What this task involves:
Rewrite the listing, starting with the line containing "hero-title-line-2: EXPLORING THE" and going on through the line containing "List every element". Replace "menu-line" with "nav-bar-line" and leave everything else unchanged.

Information shown:

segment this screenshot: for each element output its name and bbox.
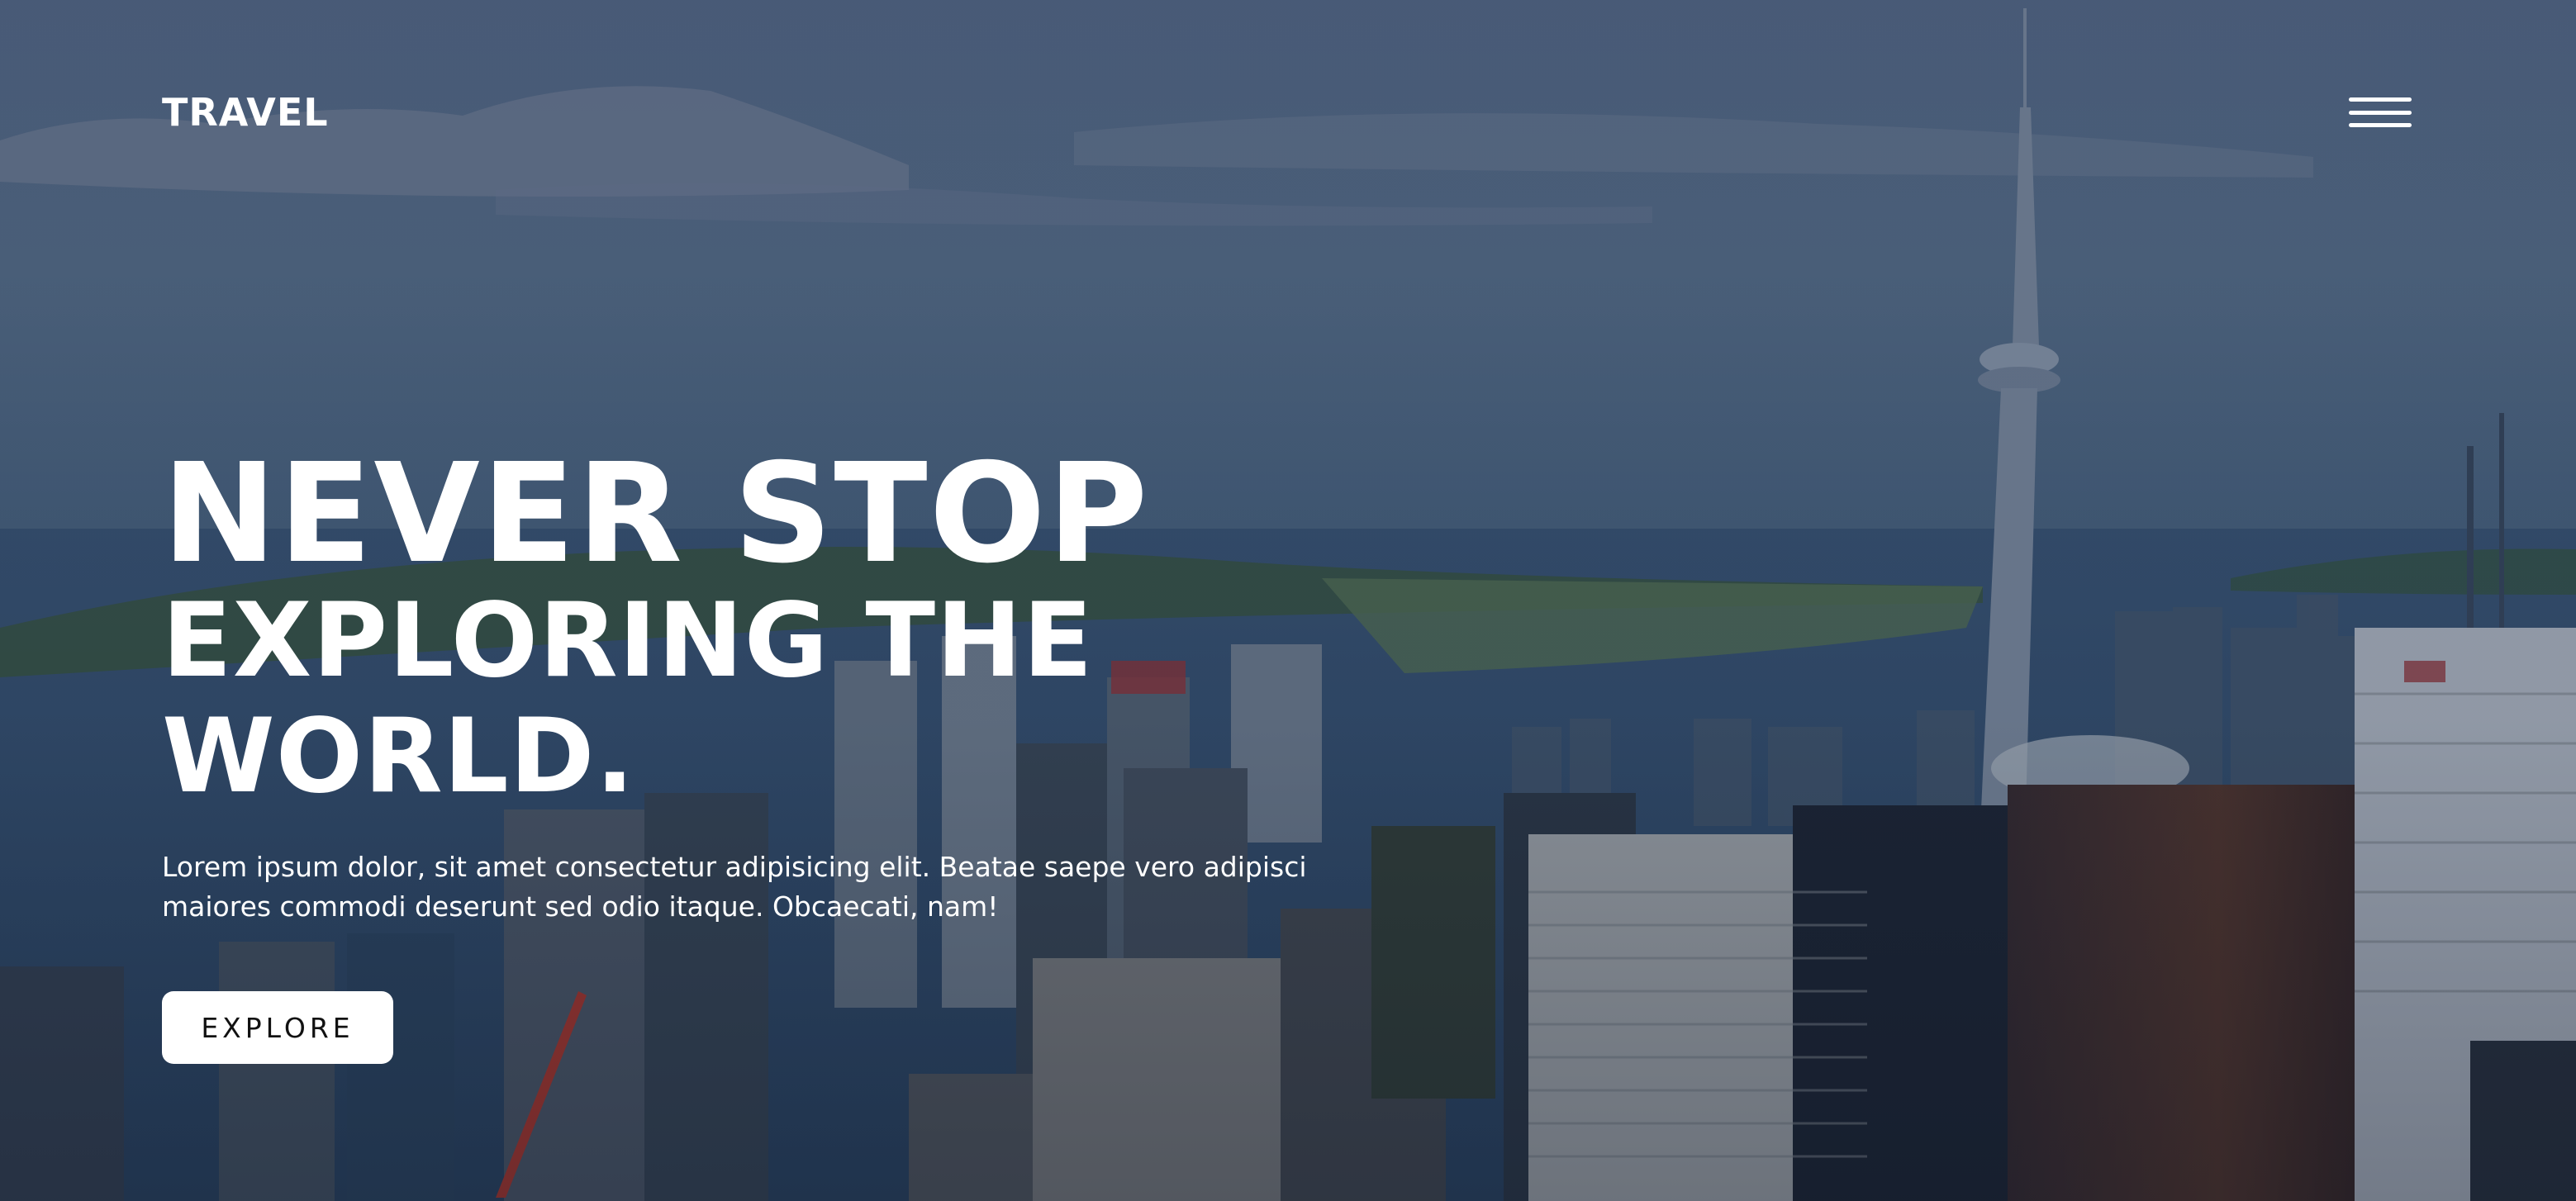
hero-title-line-2: EXPLORING THE WORLD. (162, 582, 1094, 816)
menu-line (2349, 123, 2412, 127)
hamburger-menu-icon[interactable] (2349, 88, 2412, 137)
hero-description: Lorem ipsum dolor, sit amet consectetur … (162, 851, 1307, 923)
site-logo[interactable]: TRAVEL (162, 90, 329, 135)
menu-line (2349, 97, 2412, 102)
hero-content: NEVER STOP EXPLORING THE WORLD. Lorem ip… (162, 446, 1566, 1064)
explore-button[interactable]: EXPLORE (162, 991, 393, 1064)
site-header: TRAVEL (162, 83, 2412, 142)
hero-title-line-1: NEVER STOP (162, 434, 1150, 594)
menu-line (2349, 110, 2412, 115)
hero-section: TRAVEL NEVER STOP EXPLORING THE WORLD. L… (0, 0, 2576, 1201)
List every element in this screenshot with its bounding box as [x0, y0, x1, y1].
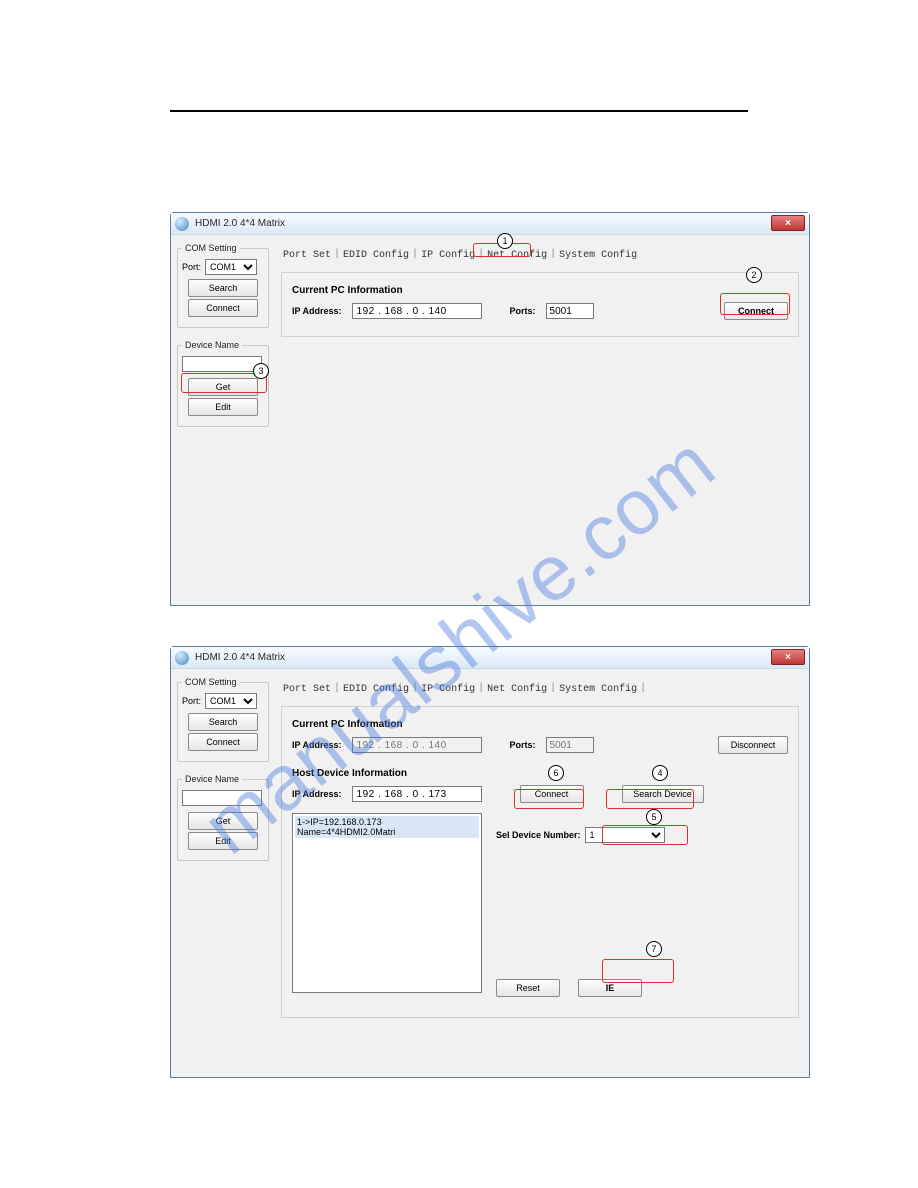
app-window-1: HDMI 2.0 4*4 Matrix × COM Setting Port: …	[170, 212, 810, 606]
device-get-button[interactable]: Get	[188, 378, 258, 396]
port-select[interactable]: COM1	[205, 259, 257, 275]
titlebar: HDMI 2.0 4*4 Matrix ×	[171, 647, 809, 669]
ip-address-field: 192 . 168 . 0 . 140	[352, 737, 482, 753]
callout-3: 3	[253, 363, 269, 379]
tab-port-set[interactable]: Port Set	[281, 683, 333, 696]
host-connect-button[interactable]: Connect	[520, 785, 584, 803]
sel-device-label: Sel Device Number:	[496, 830, 581, 840]
callout-2: 2	[746, 267, 762, 283]
ie-button[interactable]: IE	[578, 979, 642, 997]
tab-system-config[interactable]: System Config	[557, 249, 639, 262]
com-search-button[interactable]: Search	[188, 713, 258, 731]
ip-address-label: IP Address:	[292, 306, 342, 316]
com-connect-button[interactable]: Connect	[188, 299, 258, 317]
port-select[interactable]: COM1	[205, 693, 257, 709]
device-name-legend: Device Name	[182, 774, 242, 784]
tab-port-set[interactable]: Port Set	[281, 249, 333, 262]
ip-address-field[interactable]: 192 . 168 . 0 . 140	[352, 303, 482, 319]
titlebar: HDMI 2.0 4*4 Matrix ×	[171, 213, 809, 235]
com-setting-legend: COM Setting	[182, 677, 240, 687]
tab-edid-config[interactable]: EDID Config	[341, 249, 411, 262]
app-icon	[175, 217, 189, 231]
callout-6: 6	[548, 765, 564, 781]
host-ip-field[interactable]: 192 . 168 . 0 . 173	[352, 786, 482, 802]
close-button[interactable]: ×	[771, 215, 805, 231]
tab-edid-config[interactable]: EDID Config	[341, 683, 411, 696]
device-edit-button[interactable]: Edit	[188, 832, 258, 850]
port-label: Port:	[182, 262, 201, 272]
ip-address-label: IP Address:	[292, 740, 342, 750]
device-get-button[interactable]: Get	[188, 812, 258, 830]
pc-info-title: Current PC Information	[292, 285, 788, 296]
callout-7: 7	[646, 941, 662, 957]
callout-4: 4	[652, 765, 668, 781]
sel-device-select[interactable]: 1	[585, 827, 665, 843]
app-icon	[175, 651, 189, 665]
device-edit-button[interactable]: Edit	[188, 398, 258, 416]
tab-net-config[interactable]: Net Config	[485, 249, 549, 262]
tab-strip: Port Set| EDID Config| IP Config| Net Co…	[281, 249, 799, 262]
close-icon: ×	[785, 218, 791, 229]
com-setting-legend: COM Setting	[182, 243, 240, 253]
com-setting-group: COM Setting Port: COM1 Search Connect	[177, 243, 269, 328]
device-name-group: Device Name Get Edit	[177, 340, 269, 427]
tab-system-config[interactable]: System Config	[557, 683, 639, 696]
tab-ip-config[interactable]: IP Config	[419, 683, 477, 696]
ports-input[interactable]	[546, 303, 594, 319]
device-name-group: Device Name Get Edit	[177, 774, 269, 861]
search-device-button[interactable]: Search Device	[622, 785, 704, 803]
ports-label: Ports:	[510, 306, 536, 316]
horizontal-rule	[170, 110, 748, 112]
com-setting-group: COM Setting Port: COM1 Search Connect	[177, 677, 269, 762]
ports-input	[546, 737, 594, 753]
com-search-button[interactable]: Search	[188, 279, 258, 297]
device-name-input[interactable]	[182, 790, 262, 806]
callout-1: 1	[497, 233, 513, 249]
pc-connect-button[interactable]: Connect	[724, 302, 788, 320]
device-name-legend: Device Name	[182, 340, 242, 350]
com-connect-button[interactable]: Connect	[188, 733, 258, 751]
app-window-2: HDMI 2.0 4*4 Matrix × COM Setting Port: …	[170, 646, 810, 1078]
window-title: HDMI 2.0 4*4 Matrix	[195, 652, 285, 663]
window-title: HDMI 2.0 4*4 Matrix	[195, 218, 285, 229]
host-ip-label: IP Address:	[292, 789, 342, 799]
tab-strip: Port Set| EDID Config| IP Config| Net Co…	[281, 683, 799, 696]
tab-net-config[interactable]: Net Config	[485, 683, 549, 696]
pc-info-title: Current PC Information	[292, 719, 788, 730]
device-name-input[interactable]	[182, 356, 262, 372]
ports-label: Ports:	[510, 740, 536, 750]
pc-disconnect-button[interactable]: Disconnect	[718, 736, 788, 754]
host-info-title: Host Device Information	[292, 768, 788, 779]
list-item[interactable]: 1->IP=192.168.0.173 Name=4*4HDMI2.0Matri	[295, 816, 479, 838]
tab-ip-config[interactable]: IP Config	[419, 249, 477, 262]
port-label: Port:	[182, 696, 201, 706]
close-button[interactable]: ×	[771, 649, 805, 665]
reset-button[interactable]: Reset	[496, 979, 560, 997]
callout-5: 5	[646, 809, 662, 825]
device-list[interactable]: 1->IP=192.168.0.173 Name=4*4HDMI2.0Matri	[292, 813, 482, 993]
close-icon: ×	[785, 652, 791, 663]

Result of the task:
hero-title-line-2: EXPLORING THE WORLD. (162, 582, 1094, 816)
nav-bar-line (2349, 123, 2412, 127)
hamburger-menu-icon[interactable] (2349, 88, 2412, 137)
hero-description: Lorem ipsum dolor, sit amet consectetur … (162, 851, 1307, 923)
site-logo[interactable]: TRAVEL (162, 90, 329, 135)
nav-bar-line (2349, 97, 2412, 102)
hero-content: NEVER STOP EXPLORING THE WORLD. Lorem ip… (162, 446, 1566, 1064)
explore-button[interactable]: EXPLORE (162, 991, 393, 1064)
site-header: TRAVEL (162, 83, 2412, 142)
hero-title-line-1: NEVER STOP (162, 434, 1150, 594)
nav-bar-line (2349, 110, 2412, 115)
hero-section: TRAVEL NEVER STOP EXPLORING THE WORLD. L… (0, 0, 2576, 1201)
List every element in this screenshot with its bounding box as [x0, y0, x1, y1].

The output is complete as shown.